━━ MATERIAL ━━
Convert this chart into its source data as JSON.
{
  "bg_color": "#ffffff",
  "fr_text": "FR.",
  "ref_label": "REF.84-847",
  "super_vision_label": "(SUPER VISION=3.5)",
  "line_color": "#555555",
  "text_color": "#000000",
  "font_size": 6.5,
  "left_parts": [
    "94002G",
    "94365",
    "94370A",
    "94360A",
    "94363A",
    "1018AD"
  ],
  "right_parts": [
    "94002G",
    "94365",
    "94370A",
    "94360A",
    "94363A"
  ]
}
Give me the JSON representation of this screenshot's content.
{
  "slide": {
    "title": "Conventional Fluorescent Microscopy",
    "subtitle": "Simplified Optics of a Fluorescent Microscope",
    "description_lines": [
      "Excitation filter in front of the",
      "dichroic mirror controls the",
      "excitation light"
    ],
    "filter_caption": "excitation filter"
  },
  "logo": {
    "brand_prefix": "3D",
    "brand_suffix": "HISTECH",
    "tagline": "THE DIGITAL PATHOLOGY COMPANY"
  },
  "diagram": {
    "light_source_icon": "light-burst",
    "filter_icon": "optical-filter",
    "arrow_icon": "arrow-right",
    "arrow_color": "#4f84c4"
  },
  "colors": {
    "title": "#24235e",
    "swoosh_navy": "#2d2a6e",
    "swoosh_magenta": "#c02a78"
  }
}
━━━
Review the material and copy each line in which the word "JSON" appears.

### COMPLETED EXERCISE
Convert this chart into its source data as JSON.
Give me the JSON representation of this screenshot's content.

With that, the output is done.